• PROBLEM DESCRIPTION
Render every line of the records below as a Markdown table with the columns Row and Entry. Number the rows in order and skip any blank lines.
=== RECORD LIST ===
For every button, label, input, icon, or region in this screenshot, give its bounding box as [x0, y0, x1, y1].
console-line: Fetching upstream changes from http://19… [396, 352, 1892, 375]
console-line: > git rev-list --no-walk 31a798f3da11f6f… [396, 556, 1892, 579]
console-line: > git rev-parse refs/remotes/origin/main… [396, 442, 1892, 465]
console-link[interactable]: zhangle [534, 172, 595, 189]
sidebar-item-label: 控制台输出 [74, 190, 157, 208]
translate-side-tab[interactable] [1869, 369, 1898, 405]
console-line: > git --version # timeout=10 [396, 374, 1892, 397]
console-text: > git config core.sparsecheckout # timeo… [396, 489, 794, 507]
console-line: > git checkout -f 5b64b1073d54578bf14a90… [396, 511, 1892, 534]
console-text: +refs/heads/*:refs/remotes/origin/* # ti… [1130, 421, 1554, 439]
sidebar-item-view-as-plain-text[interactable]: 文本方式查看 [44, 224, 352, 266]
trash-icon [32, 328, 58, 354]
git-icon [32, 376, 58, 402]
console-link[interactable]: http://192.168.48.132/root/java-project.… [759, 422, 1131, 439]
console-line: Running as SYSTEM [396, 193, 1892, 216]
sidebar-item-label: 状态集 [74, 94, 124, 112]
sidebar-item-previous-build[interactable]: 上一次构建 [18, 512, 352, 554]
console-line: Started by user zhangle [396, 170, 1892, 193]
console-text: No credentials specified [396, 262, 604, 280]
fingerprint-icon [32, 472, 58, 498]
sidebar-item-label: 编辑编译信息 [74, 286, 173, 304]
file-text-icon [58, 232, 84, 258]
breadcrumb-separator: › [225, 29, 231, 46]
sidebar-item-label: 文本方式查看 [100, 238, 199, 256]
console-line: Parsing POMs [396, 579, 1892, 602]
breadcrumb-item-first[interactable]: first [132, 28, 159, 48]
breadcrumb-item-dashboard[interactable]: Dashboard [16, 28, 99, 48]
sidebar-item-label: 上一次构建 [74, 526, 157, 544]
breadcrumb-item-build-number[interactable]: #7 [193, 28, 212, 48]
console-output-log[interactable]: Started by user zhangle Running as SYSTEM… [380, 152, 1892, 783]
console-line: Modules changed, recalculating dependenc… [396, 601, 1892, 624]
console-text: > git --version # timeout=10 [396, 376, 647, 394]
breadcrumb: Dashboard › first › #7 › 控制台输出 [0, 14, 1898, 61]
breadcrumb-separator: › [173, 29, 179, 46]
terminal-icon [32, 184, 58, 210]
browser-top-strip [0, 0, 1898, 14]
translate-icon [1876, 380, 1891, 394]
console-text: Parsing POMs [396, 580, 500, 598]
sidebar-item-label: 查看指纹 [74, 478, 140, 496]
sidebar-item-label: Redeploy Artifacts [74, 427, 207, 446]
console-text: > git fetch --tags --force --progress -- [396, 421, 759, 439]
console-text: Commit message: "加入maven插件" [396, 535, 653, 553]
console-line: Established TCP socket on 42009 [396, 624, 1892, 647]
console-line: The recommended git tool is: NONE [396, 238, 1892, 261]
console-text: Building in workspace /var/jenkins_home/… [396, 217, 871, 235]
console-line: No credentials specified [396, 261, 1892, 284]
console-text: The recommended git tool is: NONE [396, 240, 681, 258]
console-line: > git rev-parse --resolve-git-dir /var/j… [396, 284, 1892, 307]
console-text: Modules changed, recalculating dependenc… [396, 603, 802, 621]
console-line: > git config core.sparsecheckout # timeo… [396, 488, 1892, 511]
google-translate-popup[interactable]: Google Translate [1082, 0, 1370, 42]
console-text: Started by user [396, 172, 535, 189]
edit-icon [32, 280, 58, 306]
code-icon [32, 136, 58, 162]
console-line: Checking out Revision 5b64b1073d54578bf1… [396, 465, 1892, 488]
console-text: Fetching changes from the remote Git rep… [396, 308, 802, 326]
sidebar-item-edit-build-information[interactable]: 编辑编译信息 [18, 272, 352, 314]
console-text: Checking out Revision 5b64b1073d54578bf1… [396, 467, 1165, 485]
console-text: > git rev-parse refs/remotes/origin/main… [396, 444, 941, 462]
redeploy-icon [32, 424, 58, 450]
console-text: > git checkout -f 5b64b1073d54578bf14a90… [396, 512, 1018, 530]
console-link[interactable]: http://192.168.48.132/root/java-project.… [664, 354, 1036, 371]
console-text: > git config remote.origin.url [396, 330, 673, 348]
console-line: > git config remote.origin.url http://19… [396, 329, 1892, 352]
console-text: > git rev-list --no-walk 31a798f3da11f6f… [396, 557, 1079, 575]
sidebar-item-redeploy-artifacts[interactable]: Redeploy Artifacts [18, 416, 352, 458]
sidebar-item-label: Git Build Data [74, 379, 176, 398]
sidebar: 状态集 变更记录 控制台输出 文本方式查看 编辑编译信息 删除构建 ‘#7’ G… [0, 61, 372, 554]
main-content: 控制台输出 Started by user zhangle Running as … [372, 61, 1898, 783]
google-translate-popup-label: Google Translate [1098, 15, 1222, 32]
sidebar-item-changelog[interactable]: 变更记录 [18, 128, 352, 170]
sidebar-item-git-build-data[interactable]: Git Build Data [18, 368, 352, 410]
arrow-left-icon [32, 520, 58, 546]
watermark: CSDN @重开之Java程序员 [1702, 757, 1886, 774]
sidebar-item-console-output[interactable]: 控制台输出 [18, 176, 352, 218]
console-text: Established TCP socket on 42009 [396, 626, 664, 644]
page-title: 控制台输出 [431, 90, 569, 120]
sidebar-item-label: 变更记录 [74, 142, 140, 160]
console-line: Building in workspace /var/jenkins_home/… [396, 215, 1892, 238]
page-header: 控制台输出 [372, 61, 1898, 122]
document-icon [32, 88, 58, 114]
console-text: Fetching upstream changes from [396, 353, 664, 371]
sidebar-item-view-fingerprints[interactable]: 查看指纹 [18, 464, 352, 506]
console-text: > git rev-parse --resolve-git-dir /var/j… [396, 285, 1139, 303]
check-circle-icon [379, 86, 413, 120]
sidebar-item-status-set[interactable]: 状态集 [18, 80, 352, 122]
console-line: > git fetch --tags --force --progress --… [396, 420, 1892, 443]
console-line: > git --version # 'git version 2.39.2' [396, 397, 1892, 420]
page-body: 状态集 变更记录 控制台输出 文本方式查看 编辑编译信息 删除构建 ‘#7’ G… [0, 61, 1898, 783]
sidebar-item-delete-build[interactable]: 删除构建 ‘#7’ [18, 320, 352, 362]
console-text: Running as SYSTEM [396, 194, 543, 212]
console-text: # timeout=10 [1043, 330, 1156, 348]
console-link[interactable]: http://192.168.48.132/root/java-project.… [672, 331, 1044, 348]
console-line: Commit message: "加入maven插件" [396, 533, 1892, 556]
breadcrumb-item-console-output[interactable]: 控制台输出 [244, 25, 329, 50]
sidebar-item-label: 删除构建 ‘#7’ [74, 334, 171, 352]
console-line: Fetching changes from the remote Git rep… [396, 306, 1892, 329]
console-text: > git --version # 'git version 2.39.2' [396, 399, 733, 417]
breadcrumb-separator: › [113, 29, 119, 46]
===
• ANSWER TO THE PROBLEM
| Row | Entry |
|---|---|
| 1 | For every button, label, input, icon, or region in this screenshot, give its bounding box as [x0, y0, x1, y1]. |
| 2 | console-line: Fetching upstream changes from http://19… [396, 352, 1892, 375] |
| 3 | console-line: > git rev-list --no-walk 31a798f3da11f6f… [396, 556, 1892, 579] |
| 4 | console-line: > git rev-parse refs/remotes/origin/main… [396, 442, 1892, 465] |
| 5 | console-link[interactable]: zhangle [534, 172, 595, 189] |
| 6 | sidebar-item-label: 控制台输出 [74, 190, 157, 208] |
| 7 | translate-side-tab[interactable] [1869, 369, 1898, 405] |
| 8 | console-line: > git --version # timeout=10 [396, 374, 1892, 397] |
| 9 | console-text: > git config core.sparsecheckout # timeo… [396, 489, 794, 507] |
| 10 | console-line: > git checkout -f 5b64b1073d54578bf14a90… [396, 511, 1892, 534] |
| 11 | console-text: +refs/heads/*:refs/remotes/origin/* # ti… [1130, 421, 1554, 439] |
| 12 | sidebar-item-view-as-plain-text[interactable]: 文本方式查看 [44, 224, 352, 266] |
| 13 | trash-icon [32, 328, 58, 354] |
| 14 | git-icon [32, 376, 58, 402] |
| 15 | console-link[interactable]: http://192.168.48.132/root/java-project.… [759, 422, 1131, 439] |
| 16 | console-line: Running as SYSTEM [396, 193, 1892, 216] |
| 17 | sidebar-item-label: 状态集 [74, 94, 124, 112] |
| 18 | sidebar-item-previous-build[interactable]: 上一次构建 [18, 512, 352, 554] |
| 19 | console-line: Started by user zhangle [396, 170, 1892, 193] |
| 20 | console-text: No credentials specified [396, 262, 604, 280] |
| 21 | fingerprint-icon [32, 472, 58, 498] |
| 22 | sidebar-item-label: 编辑编译信息 [74, 286, 173, 304] |
| 23 | file-text-icon [58, 232, 84, 258] |
| 24 | breadcrumb-separator: › [225, 29, 231, 46] |
| 25 | sidebar-item-label: 文本方式查看 [100, 238, 199, 256] |
| 26 | console-line: Parsing POMs [396, 579, 1892, 602] |
| 27 | breadcrumb-item-first[interactable]: first [132, 28, 159, 48] |
| 28 | breadcrumb-item-dashboard[interactable]: Dashboard [16, 28, 99, 48] |
| 29 | sidebar-item-label: 上一次构建 [74, 526, 157, 544] |
| 30 | breadcrumb-item-build-number[interactable]: #7 [193, 28, 212, 48] |
| 31 | console-output-log[interactable]: Started by user zhangle Running as SYSTEM… [380, 152, 1892, 783] |
| 32 | console-line: Modules changed, recalculating dependenc… [396, 601, 1892, 624] |
| 33 | console-text: > git --version # timeout=10 [396, 376, 647, 394] |
| 34 | breadcrumb: Dashboard › first › #7 › 控制台输出 [0, 14, 1898, 61] |
| 35 | breadcrumb-separator: › [173, 29, 179, 46] |
| 36 | terminal-icon [32, 184, 58, 210] |
| 37 | browser-top-strip [0, 0, 1898, 14] |
| 38 | translate-icon [1876, 380, 1891, 394] |
| 39 | console-text: Parsing POMs [396, 580, 500, 598] |
| 40 | sidebar-item-label: 查看指纹 [74, 478, 140, 496] |
| 41 | sidebar-item-label: Redeploy Artifacts [74, 427, 207, 446] |
| 42 | console-text: > git fetch --tags --force --progress -- [396, 421, 759, 439] |
| 43 | console-text: Commit message: "加入maven插件" [396, 535, 653, 553] |
| 44 | console-line: Established TCP socket on 42009 [396, 624, 1892, 647] |
| 45 | console-line: The recommended git tool is: NONE [396, 238, 1892, 261] |
| 46 | console-text: Building in workspace /var/jenkins_home/… [396, 217, 871, 235] |
| 47 | console-line: No credentials specified [396, 261, 1892, 284] |
| 48 | console-text: The recommended git tool is: NONE [396, 240, 681, 258] |
| 49 | console-line: > git rev-parse --resolve-git-dir /var/j… [396, 284, 1892, 307] |
| 50 | console-text: Modules changed, recalculating dependenc… [396, 603, 802, 621] |
| 51 | console-line: > git config core.sparsecheckout # timeo… [396, 488, 1892, 511] |
| 52 | google-translate-popup[interactable]: Google Translate [1082, 0, 1370, 42] |
| 53 | console-text: Started by user [396, 172, 535, 189] |
| 54 | edit-icon [32, 280, 58, 306] |
| 55 | code-icon [32, 136, 58, 162] |
| 56 | console-line: Checking out Revision 5b64b1073d54578bf1… [396, 465, 1892, 488] |
| 57 | console-text: Fetching changes from the remote Git rep… [396, 308, 802, 326] |
| 58 | sidebar-item-edit-build-information[interactable]: 编辑编译信息 [18, 272, 352, 314] |
| 59 | console-text: Checking out Revision 5b64b1073d54578bf1… [396, 467, 1165, 485] |
| 60 | console-text: > git rev-parse refs/remotes/origin/main… [396, 444, 941, 462] |
| 61 | redeploy-icon [32, 424, 58, 450] |
| 62 | console-text: > git checkout -f 5b64b1073d54578bf14a90… [396, 512, 1018, 530] |
| 63 | console-link[interactable]: http://192.168.48.132/root/java-project.… [664, 354, 1036, 371] |
| 64 | console-text: > git config remote.origin.url [396, 330, 673, 348] |
| 65 | console-line: > git config remote.origin.url http://19… [396, 329, 1892, 352] |
| 66 | console-text: > git rev-list --no-walk 31a798f3da11f6f… [396, 557, 1079, 575] |
| 67 | sidebar-item-redeploy-artifacts[interactable]: Redeploy Artifacts [18, 416, 352, 458] |
| 68 | sidebar-item-label: Git Build Data [74, 379, 176, 398] |
| 69 | sidebar: 状态集 变更记录 控制台输出 文本方式查看 编辑编译信息 删除构建 ‘#7’ G… [0, 61, 372, 554] |
| 70 | main-content: 控制台输出 Started by user zhangle Running as … [372, 61, 1898, 783] |
| 71 | google-translate-popup-label: Google Translate [1098, 15, 1222, 32] |
| 72 | sidebar-item-changelog[interactable]: 变更记录 [18, 128, 352, 170] |
| 73 | sidebar-item-git-build-data[interactable]: Git Build Data [18, 368, 352, 410] |
| 74 | arrow-left-icon [32, 520, 58, 546] |
| 75 | watermark: CSDN @重开之Java程序员 [1702, 757, 1886, 774] |
| 76 | sidebar-item-console-output[interactable]: 控制台输出 [18, 176, 352, 218] |
| 77 | console-text: Established TCP socket on 42009 [396, 626, 664, 644] |
| 78 | page-title: 控制台输出 [431, 90, 569, 120] |
| 79 | sidebar-item-label: 变更记录 [74, 142, 140, 160] |
| 80 | console-line: Building in workspace /var/jenkins_home/… [396, 215, 1892, 238] |
| 81 | page-header: 控制台输出 [372, 61, 1898, 122] |
| 82 | document-icon [32, 88, 58, 114] |
| 83 | console-text: Fetching upstream changes from [396, 353, 664, 371] |
| 84 | sidebar-item-view-fingerprints[interactable]: 查看指纹 [18, 464, 352, 506] |
| 85 | console-text: > git rev-parse --resolve-git-dir /var/j… [396, 285, 1139, 303] |
| 86 | check-circle-icon [379, 86, 413, 120] |
| 87 | sidebar-item-status-set[interactable]: 状态集 [18, 80, 352, 122] |
| 88 | console-line: > git fetch --tags --force --progress --… [396, 420, 1892, 443] |
| 89 | console-line: > git --version # 'git version 2.39.2' [396, 397, 1892, 420] |
| 90 | page-body: 状态集 变更记录 控制台输出 文本方式查看 编辑编译信息 删除构建 ‘#7’ G… [0, 61, 1898, 783] |
| 91 | sidebar-item-delete-build[interactable]: 删除构建 ‘#7’ [18, 320, 352, 362] |
| 92 | console-text: Running as SYSTEM [396, 194, 543, 212] |
| 93 | console-text: # timeout=10 [1043, 330, 1156, 348] |
| 94 | console-link[interactable]: http://192.168.48.132/root/java-project.… [672, 331, 1044, 348] |
| 95 | console-line: Commit message: "加入maven插件" [396, 533, 1892, 556] |
| 96 | breadcrumb-item-console-output[interactable]: 控制台输出 [244, 25, 329, 50] |
| 97 | sidebar-item-label: 删除构建 ‘#7’ [74, 334, 171, 352] |
| 98 | console-line: Fetching changes from the remote Git rep… [396, 306, 1892, 329] |
| 99 | console-text: > git --version # 'git version 2.39.2' [396, 399, 733, 417] |
| 100 | breadcrumb-separator: › [113, 29, 119, 46] |